AIM: Copy out all of the material exactly as presented.

DATA IN THIS EXERCISE:
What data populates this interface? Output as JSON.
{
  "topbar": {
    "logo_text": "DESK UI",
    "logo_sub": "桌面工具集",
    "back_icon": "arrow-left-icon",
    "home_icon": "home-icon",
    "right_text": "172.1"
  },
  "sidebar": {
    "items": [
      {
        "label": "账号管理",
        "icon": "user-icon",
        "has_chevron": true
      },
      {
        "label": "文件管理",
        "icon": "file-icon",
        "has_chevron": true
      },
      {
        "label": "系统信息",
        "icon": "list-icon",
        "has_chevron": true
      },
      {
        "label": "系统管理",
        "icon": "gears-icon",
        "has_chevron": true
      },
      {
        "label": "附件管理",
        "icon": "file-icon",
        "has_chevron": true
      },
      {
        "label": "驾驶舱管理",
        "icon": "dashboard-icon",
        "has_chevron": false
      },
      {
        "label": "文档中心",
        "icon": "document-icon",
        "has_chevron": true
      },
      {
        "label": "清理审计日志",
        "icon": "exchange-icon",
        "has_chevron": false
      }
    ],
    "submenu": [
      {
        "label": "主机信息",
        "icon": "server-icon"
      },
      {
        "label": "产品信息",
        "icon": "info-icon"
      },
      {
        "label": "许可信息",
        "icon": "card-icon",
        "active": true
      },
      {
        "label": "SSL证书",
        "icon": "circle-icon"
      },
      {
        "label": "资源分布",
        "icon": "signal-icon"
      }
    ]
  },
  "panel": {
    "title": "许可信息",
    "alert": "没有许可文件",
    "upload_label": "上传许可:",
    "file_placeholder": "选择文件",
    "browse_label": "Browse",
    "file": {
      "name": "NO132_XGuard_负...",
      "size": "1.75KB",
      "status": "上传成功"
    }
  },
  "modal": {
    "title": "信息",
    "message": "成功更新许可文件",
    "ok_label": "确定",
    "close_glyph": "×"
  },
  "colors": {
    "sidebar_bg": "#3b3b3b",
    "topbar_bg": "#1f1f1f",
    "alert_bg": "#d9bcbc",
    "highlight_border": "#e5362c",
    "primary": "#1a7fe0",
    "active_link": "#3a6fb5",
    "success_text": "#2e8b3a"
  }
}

OUTPUT BELOW:
What data populates this interface? Output as JSON.
{
  "topbar": {
    "logo_text": "DESK UI",
    "logo_sub": "桌面工具集",
    "back_icon": "arrow-left-icon",
    "home_icon": "home-icon",
    "right_text": "172.1"
  },
  "sidebar": {
    "items": [
      {
        "label": "账号管理",
        "icon": "user-icon",
        "has_chevron": true
      },
      {
        "label": "文件管理",
        "icon": "file-icon",
        "has_chevron": true
      },
      {
        "label": "系统信息",
        "icon": "list-icon",
        "has_chevron": true
      },
      {
        "label": "系统管理",
        "icon": "gears-icon",
        "has_chevron": true
      },
      {
        "label": "附件管理",
        "icon": "file-icon",
        "has_chevron": true
      },
      {
        "label": "驾驶舱管理",
        "icon": "dashboard-icon",
        "has_chevron": false
      },
      {
        "label": "文档中心",
        "icon": "document-icon",
        "has_chevron": true
      },
      {
        "label": "清理审计日志",
        "icon": "exchange-icon",
        "has_chevron": false
      }
    ],
    "submenu": [
      {
        "label": "主机信息",
        "icon": "server-icon"
      },
      {
        "label": "产品信息",
        "icon": "info-icon"
      },
      {
        "label": "许可信息",
        "icon": "card-icon",
        "active": true
      },
      {
        "label": "SSL证书",
        "icon": "circle-icon"
      },
      {
        "label": "资源分布",
        "icon": "signal-icon"
      }
    ]
  },
  "panel": {
    "title": "许可信息",
    "alert": "没有许可文件",
    "upload_label": "上传许可:",
    "file_placeholder": "选择文件",
    "browse_label": "Browse",
    "file": {
      "name": "NO132_XGuard_负...",
      "size": "1.75KB",
      "status": "上传成功"
    }
  },
  "modal": {
    "title": "信息",
    "message": "成功更新许可文件",
    "ok_label": "确定",
    "close_glyph": "×"
  },
  "colors": {
    "sidebar_bg": "#3b3b3b",
    "topbar_bg": "#1f1f1f",
    "alert_bg": "#d9bcbc",
    "highlight_border": "#e5362c",
    "primary": "#1a7fe0",
    "active_link": "#3a6fb5",
    "success_text": "#2e8b3a"
  }
}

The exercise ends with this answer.